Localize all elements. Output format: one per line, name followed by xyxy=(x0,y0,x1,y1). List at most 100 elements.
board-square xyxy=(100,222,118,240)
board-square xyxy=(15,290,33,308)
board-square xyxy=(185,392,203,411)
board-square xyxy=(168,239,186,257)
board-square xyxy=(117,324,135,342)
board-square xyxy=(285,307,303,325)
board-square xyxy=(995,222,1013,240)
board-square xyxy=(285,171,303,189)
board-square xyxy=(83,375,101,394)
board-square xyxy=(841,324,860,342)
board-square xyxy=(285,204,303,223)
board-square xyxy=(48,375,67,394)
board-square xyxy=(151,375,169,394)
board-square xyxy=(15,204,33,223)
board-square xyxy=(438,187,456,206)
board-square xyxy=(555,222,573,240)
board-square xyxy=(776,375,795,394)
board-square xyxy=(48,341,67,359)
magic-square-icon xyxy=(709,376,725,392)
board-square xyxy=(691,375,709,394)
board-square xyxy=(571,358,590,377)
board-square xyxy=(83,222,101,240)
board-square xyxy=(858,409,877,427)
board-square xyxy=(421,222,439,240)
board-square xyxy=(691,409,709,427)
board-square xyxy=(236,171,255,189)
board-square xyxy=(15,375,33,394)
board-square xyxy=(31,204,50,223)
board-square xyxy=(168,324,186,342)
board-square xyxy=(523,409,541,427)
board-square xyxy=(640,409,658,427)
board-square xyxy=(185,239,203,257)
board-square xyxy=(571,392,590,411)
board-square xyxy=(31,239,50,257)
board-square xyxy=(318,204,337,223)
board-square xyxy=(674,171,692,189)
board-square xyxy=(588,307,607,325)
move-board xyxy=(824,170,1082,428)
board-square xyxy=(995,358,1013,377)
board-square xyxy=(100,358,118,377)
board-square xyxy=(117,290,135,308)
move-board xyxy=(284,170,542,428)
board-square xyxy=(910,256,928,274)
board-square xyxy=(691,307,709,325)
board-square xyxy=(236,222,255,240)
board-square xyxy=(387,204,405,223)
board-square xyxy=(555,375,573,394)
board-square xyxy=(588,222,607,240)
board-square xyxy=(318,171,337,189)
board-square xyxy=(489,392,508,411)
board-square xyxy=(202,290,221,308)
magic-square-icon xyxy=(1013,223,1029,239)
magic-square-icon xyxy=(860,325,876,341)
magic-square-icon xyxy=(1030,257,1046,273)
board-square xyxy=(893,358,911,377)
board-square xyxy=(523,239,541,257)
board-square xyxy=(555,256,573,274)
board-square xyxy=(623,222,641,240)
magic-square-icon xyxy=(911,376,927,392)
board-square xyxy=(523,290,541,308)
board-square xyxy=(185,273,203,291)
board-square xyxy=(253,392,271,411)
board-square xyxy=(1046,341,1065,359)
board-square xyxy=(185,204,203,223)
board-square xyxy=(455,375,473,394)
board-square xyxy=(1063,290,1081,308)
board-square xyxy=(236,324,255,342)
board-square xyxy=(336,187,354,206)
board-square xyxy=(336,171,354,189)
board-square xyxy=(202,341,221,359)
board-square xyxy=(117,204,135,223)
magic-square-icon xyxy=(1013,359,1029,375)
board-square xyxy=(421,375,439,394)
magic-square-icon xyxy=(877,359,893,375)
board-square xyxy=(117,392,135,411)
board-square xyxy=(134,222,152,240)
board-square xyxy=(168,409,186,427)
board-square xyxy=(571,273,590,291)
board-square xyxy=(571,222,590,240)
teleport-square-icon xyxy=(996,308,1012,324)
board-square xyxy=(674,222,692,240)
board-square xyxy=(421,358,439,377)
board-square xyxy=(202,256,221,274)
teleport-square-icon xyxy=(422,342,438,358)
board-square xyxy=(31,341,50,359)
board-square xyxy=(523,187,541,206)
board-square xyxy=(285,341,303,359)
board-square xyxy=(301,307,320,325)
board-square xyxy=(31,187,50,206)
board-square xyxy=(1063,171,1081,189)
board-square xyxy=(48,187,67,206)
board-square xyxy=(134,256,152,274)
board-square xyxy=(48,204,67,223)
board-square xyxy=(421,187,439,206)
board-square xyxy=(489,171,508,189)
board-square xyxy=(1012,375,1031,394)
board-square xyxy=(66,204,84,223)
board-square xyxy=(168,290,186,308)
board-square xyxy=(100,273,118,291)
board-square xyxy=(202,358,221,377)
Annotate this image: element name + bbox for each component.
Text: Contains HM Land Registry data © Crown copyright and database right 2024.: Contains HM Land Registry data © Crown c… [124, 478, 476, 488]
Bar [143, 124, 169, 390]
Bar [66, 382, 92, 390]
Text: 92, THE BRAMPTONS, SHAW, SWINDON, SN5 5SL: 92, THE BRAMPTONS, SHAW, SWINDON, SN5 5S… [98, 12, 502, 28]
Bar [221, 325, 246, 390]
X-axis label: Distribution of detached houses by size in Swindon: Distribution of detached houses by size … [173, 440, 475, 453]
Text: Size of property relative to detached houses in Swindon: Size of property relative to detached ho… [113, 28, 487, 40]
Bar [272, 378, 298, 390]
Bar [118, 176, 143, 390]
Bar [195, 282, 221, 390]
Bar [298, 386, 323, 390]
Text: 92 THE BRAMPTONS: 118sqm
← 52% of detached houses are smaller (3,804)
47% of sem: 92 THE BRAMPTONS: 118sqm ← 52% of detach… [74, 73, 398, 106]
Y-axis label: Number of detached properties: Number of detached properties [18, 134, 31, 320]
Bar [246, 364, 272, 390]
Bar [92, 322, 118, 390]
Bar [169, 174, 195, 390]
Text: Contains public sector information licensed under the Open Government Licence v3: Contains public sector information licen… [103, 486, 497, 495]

To do: Format every line of the items above as a JSON list of strings, with one string per line and blank lines omitted.

Finished task:
[
  "Localize all elements. Output format: one per line, name followed by xyxy=(x0,y0,x1,y1). List at most 100 elements.",
  "board-square xyxy=(100,222,118,240)",
  "board-square xyxy=(15,290,33,308)",
  "board-square xyxy=(185,392,203,411)",
  "board-square xyxy=(168,239,186,257)",
  "board-square xyxy=(117,324,135,342)",
  "board-square xyxy=(285,307,303,325)",
  "board-square xyxy=(995,222,1013,240)",
  "board-square xyxy=(285,171,303,189)",
  "board-square xyxy=(83,375,101,394)",
  "board-square xyxy=(841,324,860,342)",
  "board-square xyxy=(285,204,303,223)",
  "board-square xyxy=(48,375,67,394)",
  "board-square xyxy=(151,375,169,394)",
  "board-square xyxy=(15,204,33,223)",
  "board-square xyxy=(438,187,456,206)",
  "board-square xyxy=(555,222,573,240)",
  "board-square xyxy=(776,375,795,394)",
  "board-square xyxy=(48,341,67,359)",
  "magic-square-icon xyxy=(709,376,725,392)",
  "board-square xyxy=(691,375,709,394)",
  "board-square xyxy=(571,358,590,377)",
  "board-square xyxy=(83,222,101,240)",
  "board-square xyxy=(858,409,877,427)",
  "board-square xyxy=(421,222,439,240)",
  "board-square xyxy=(691,409,709,427)",
  "board-square xyxy=(236,171,255,189)",
  "board-square xyxy=(15,375,33,394)",
  "board-square xyxy=(31,204,50,223)",
  "board-square xyxy=(168,324,186,342)",
  "board-square xyxy=(523,409,541,427)",
  "board-square xyxy=(640,409,658,427)",
  "board-square xyxy=(185,239,203,257)",
  "board-square xyxy=(571,392,590,411)",
  "board-square xyxy=(31,239,50,257)",
  "board-square xyxy=(318,204,337,223)",
  "board-square xyxy=(674,171,692,189)",
  "board-square xyxy=(588,307,607,325)",
  "move-board xyxy=(824,170,1082,428)",
  "board-square xyxy=(995,358,1013,377)",
  "board-square xyxy=(100,358,118,377)",
  "board-square xyxy=(117,290,135,308)",
  "move-board xyxy=(284,170,542,428)",
  "board-square xyxy=(910,256,928,274)",
  "board-square xyxy=(691,307,709,325)",
  "board-square xyxy=(236,222,255,240)",
  "board-square xyxy=(387,204,405,223)",
  "board-square xyxy=(555,375,573,394)",
  "board-square xyxy=(588,222,607,240)",
  "board-square xyxy=(318,171,337,189)",
  "board-square xyxy=(489,392,508,411)",
  "board-square xyxy=(202,290,221,308)",
  "magic-square-icon xyxy=(1013,223,1029,239)",
  "magic-square-icon xyxy=(860,325,876,341)",
  "magic-square-icon xyxy=(1030,257,1046,273)",
  "board-square xyxy=(893,358,911,377)",
  "board-square xyxy=(523,239,541,257)",
  "board-square xyxy=(555,256,573,274)",
  "board-square xyxy=(623,222,641,240)",
  "magic-square-icon xyxy=(911,376,927,392)",
  "board-square xyxy=(523,290,541,308)",
  "board-square xyxy=(185,273,203,291)",
  "board-square xyxy=(253,392,271,411)",
  "board-square xyxy=(1046,341,1065,359)",
  "board-square xyxy=(185,204,203,223)",
  "board-square xyxy=(455,375,473,394)",
  "board-square xyxy=(1063,290,1081,308)",
  "board-square xyxy=(236,324,255,342)",
  "board-square xyxy=(336,187,354,206)",
  "board-square xyxy=(336,171,354,189)",
  "board-square xyxy=(202,341,221,359)",
  "board-square xyxy=(117,204,135,223)",
  "magic-square-icon xyxy=(1013,359,1029,375)",
  "board-square xyxy=(421,375,439,394)",
  "magic-square-icon xyxy=(877,359,893,375)",
  "board-square xyxy=(117,392,135,411)",
  "board-square xyxy=(134,222,152,240)",
  "board-square xyxy=(168,409,186,427)",
  "board-square xyxy=(571,273,590,291)",
  "board-square xyxy=(571,222,590,240)",
  "teleport-square-icon xyxy=(996,308,1012,324)",
  "board-square xyxy=(674,222,692,240)",
  "board-square xyxy=(421,358,439,377)",
  "board-square xyxy=(202,256,221,274)",
  "teleport-square-icon xyxy=(422,342,438,358)",
  "board-square xyxy=(31,341,50,359)",
  "board-square xyxy=(523,187,541,206)",
  "board-square xyxy=(285,341,303,359)",
  "board-square xyxy=(301,307,320,325)",
  "board-square xyxy=(31,187,50,206)",
  "board-square xyxy=(1063,171,1081,189)",
  "board-square xyxy=(48,187,67,206)",
  "board-square xyxy=(134,256,152,274)",
  "board-square xyxy=(48,204,67,223)",
  "board-square xyxy=(421,187,439,206)",
  "board-square xyxy=(489,171,508,189)",
  "board-square xyxy=(1012,375,1031,394)",
  "board-square xyxy=(66,204,84,223)",
  "board-square xyxy=(168,290,186,308)",
  "board-square xyxy=(100,273,118,291)",
  "board-square xyxy=(202,358,221,377)",
  "Annotate this image: element name + bbox for each component.",
  "Text: Contains HM Land Registry data © Crown copyright and database right 2024.: Contains HM Land Registry data © Crown c… [124, 478, 476, 488]",
  "Bar [143, 124, 169, 390]",
  "Bar [66, 382, 92, 390]",
  "Text: 92, THE BRAMPTONS, SHAW, SWINDON, SN5 5SL: 92, THE BRAMPTONS, SHAW, SWINDON, SN5 5S… [98, 12, 502, 28]",
  "Bar [221, 325, 246, 390]",
  "X-axis label: Distribution of detached houses by size in Swindon: Distribution of detached houses by size … [173, 440, 475, 453]",
  "Text: Size of property relative to detached houses in Swindon: Size of property relative to detached ho… [113, 28, 487, 40]",
  "Bar [272, 378, 298, 390]",
  "Bar [118, 176, 143, 390]",
  "Bar [195, 282, 221, 390]",
  "Bar [298, 386, 323, 390]",
  "Text: 92 THE BRAMPTONS: 118sqm",
  "← 52% of detached houses are smaller (3,804)",
  "47% of sem: 92 THE BRAMPTONS: 118sqm ← 52% of detach… [74, 73, 398, 106]",
  "Y-axis label: Number of detached properties: Number of detached properties [18, 134, 31, 320]",
  "Bar [246, 364, 272, 390]",
  "Bar [92, 322, 118, 390]",
  "Bar [169, 174, 195, 390]",
  "Text: Contains public sector information licensed under the Open Government Licence v3: Contains public sector information licen… [103, 486, 497, 495]"
]